▸ Data shown:
>> start
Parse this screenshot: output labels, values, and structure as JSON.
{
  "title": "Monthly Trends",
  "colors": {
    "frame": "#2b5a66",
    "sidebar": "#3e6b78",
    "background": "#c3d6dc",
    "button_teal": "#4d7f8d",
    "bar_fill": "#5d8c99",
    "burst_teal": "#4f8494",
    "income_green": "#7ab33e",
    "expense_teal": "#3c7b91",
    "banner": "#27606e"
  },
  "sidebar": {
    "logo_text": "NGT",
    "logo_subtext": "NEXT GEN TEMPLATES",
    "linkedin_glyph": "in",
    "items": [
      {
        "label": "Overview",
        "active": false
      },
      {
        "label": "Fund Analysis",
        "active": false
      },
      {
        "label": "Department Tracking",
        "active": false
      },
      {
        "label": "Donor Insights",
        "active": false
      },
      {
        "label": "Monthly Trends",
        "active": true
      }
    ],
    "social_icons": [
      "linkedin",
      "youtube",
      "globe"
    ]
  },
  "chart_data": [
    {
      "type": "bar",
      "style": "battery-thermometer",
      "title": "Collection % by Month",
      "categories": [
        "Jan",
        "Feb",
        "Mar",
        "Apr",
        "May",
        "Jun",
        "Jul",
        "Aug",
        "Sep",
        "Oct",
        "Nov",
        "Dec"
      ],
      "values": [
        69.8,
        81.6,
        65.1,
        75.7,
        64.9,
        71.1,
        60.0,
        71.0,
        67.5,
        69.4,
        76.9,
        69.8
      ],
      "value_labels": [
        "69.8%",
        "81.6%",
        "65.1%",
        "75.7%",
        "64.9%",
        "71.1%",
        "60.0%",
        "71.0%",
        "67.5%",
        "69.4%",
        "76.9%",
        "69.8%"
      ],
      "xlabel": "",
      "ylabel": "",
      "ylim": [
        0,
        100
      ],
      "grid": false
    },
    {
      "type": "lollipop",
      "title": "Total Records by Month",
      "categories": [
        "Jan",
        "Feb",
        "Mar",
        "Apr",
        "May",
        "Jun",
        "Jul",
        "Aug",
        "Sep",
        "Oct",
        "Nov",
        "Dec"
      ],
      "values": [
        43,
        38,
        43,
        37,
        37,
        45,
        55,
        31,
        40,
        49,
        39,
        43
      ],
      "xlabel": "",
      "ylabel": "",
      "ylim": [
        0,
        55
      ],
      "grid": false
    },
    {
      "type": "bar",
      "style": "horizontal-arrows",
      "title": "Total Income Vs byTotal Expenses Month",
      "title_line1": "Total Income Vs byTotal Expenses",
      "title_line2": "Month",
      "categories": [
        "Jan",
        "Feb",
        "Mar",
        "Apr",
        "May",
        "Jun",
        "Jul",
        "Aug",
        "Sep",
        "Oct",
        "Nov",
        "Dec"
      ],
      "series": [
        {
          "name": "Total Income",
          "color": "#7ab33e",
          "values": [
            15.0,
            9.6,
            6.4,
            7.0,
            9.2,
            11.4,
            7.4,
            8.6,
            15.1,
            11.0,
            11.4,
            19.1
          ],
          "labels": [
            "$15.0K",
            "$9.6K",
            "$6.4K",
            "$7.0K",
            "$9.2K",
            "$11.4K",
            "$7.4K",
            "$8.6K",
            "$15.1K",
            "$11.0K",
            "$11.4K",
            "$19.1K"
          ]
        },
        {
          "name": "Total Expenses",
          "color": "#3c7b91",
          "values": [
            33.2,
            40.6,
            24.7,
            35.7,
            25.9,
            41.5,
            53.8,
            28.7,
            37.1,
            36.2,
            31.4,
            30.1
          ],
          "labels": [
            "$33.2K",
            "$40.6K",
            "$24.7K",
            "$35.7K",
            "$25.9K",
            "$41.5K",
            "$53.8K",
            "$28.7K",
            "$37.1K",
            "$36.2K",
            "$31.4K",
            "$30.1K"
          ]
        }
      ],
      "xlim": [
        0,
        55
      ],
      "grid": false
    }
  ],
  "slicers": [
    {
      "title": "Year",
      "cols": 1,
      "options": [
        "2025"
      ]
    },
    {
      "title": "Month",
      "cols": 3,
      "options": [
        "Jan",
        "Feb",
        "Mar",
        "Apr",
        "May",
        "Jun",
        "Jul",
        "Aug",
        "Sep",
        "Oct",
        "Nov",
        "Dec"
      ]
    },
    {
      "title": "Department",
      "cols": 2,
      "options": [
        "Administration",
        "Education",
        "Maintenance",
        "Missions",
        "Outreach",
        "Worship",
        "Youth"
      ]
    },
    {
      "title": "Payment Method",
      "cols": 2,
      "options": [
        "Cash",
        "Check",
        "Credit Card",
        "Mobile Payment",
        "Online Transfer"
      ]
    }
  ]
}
>> end
Select the lines that carry the string "name" and copy them.

          "name": "Total Income",
          "name": "Total Expenses",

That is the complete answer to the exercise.